:: Exercise goal ::
Where the data below has the string "outros", return the whole line.

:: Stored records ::
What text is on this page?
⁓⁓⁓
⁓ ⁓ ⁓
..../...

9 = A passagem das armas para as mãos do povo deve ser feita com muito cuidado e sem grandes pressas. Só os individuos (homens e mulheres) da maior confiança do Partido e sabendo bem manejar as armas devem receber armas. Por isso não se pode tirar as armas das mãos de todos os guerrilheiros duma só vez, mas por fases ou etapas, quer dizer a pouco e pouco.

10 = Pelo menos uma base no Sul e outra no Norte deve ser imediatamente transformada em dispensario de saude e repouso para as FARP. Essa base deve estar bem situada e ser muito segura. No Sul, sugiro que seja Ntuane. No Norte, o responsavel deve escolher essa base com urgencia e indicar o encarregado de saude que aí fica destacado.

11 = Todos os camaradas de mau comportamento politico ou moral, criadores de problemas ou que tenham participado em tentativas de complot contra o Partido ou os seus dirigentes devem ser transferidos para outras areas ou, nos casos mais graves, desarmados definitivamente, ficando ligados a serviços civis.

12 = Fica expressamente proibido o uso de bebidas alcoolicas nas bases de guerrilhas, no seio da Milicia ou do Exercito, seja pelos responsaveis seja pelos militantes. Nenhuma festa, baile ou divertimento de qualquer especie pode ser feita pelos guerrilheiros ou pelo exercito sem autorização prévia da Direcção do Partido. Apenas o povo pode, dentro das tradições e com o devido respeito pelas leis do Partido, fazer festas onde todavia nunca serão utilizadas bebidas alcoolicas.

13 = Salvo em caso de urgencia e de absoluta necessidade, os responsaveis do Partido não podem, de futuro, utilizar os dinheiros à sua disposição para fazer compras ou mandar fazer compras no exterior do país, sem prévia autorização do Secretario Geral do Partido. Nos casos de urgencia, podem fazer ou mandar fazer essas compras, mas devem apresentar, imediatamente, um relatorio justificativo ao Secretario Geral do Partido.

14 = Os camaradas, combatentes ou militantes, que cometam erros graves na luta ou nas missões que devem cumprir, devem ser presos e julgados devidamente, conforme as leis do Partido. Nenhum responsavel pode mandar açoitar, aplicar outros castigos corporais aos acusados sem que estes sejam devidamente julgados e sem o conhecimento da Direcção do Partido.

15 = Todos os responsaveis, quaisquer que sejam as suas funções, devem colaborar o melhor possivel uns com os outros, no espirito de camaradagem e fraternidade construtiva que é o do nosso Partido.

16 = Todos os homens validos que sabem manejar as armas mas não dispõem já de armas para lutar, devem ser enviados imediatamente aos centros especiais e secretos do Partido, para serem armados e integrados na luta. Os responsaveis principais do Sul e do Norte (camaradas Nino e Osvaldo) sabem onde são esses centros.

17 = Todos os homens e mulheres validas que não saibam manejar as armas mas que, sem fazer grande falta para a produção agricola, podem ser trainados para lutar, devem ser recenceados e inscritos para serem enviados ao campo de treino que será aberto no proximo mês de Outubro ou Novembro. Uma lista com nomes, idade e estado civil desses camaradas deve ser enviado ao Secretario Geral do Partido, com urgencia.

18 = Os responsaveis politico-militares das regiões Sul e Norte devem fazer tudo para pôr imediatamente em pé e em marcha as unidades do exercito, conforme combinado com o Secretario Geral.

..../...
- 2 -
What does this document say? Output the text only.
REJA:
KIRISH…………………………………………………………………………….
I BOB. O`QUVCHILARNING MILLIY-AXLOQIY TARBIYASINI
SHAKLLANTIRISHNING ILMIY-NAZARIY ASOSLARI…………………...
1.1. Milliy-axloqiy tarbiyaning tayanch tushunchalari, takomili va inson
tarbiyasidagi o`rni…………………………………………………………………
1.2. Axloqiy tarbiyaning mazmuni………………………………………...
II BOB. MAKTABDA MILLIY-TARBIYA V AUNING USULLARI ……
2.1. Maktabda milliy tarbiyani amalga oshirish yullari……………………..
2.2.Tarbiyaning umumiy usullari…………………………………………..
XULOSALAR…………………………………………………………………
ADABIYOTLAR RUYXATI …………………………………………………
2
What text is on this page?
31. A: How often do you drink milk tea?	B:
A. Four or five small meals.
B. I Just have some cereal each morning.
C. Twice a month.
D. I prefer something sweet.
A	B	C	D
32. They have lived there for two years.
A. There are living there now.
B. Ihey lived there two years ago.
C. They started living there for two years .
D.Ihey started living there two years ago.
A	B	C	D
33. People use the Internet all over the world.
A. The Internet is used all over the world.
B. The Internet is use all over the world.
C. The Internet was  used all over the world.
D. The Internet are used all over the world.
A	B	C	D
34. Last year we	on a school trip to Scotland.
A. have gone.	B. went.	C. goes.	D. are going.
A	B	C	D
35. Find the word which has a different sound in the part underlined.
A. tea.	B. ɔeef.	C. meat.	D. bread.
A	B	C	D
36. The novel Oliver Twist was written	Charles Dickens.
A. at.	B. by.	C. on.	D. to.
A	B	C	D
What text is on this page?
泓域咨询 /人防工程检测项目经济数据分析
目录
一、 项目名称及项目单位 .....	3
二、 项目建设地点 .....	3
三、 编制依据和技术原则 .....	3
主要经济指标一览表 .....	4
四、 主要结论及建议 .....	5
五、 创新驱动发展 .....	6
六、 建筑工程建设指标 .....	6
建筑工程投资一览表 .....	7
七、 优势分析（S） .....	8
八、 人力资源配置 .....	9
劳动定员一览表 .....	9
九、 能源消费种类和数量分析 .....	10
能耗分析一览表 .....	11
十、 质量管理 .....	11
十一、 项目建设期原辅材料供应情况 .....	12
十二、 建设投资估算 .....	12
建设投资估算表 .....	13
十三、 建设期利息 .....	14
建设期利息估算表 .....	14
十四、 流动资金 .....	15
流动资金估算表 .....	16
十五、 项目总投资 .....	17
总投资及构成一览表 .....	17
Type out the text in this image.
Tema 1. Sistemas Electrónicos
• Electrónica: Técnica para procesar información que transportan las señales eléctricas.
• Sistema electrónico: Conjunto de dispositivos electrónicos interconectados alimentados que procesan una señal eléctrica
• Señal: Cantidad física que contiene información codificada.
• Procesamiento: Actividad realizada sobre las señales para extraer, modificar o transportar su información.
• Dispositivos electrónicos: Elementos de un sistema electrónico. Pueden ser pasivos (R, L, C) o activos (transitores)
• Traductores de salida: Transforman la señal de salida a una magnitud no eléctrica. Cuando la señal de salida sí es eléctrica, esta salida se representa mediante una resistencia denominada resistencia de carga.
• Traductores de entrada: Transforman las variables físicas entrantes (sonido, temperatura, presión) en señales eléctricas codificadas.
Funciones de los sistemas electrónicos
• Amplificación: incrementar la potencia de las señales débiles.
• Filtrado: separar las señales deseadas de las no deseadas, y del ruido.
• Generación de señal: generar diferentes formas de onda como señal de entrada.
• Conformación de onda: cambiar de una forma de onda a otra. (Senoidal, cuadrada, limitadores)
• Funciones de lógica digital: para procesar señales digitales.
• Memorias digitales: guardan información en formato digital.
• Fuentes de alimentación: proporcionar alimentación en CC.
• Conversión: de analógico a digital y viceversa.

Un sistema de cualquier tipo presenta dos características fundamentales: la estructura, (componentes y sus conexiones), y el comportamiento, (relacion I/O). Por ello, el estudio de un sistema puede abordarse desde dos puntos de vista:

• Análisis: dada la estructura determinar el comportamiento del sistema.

:: Exercise result ::
14 = Os camaradas, combatentes ou militantes, que cometam erros graves na luta ou nas missões que devem cumprir, devem ser presos e julgados devidamente, conforme as leis do Partido. Nenhum responsavel pode mandar açoitar, aplicar outros castigos corporais aos acusados sem que estes sejam devidamente julgados e sem o conhecimento da Direcção do Partido.
15 = Todos os responsaveis, quaisquer que sejam as suas funções, devem colaborar o melhor possivel uns com os outros, no espirito de camaradagem e fraternidade construtiva que é o do nosso Partido.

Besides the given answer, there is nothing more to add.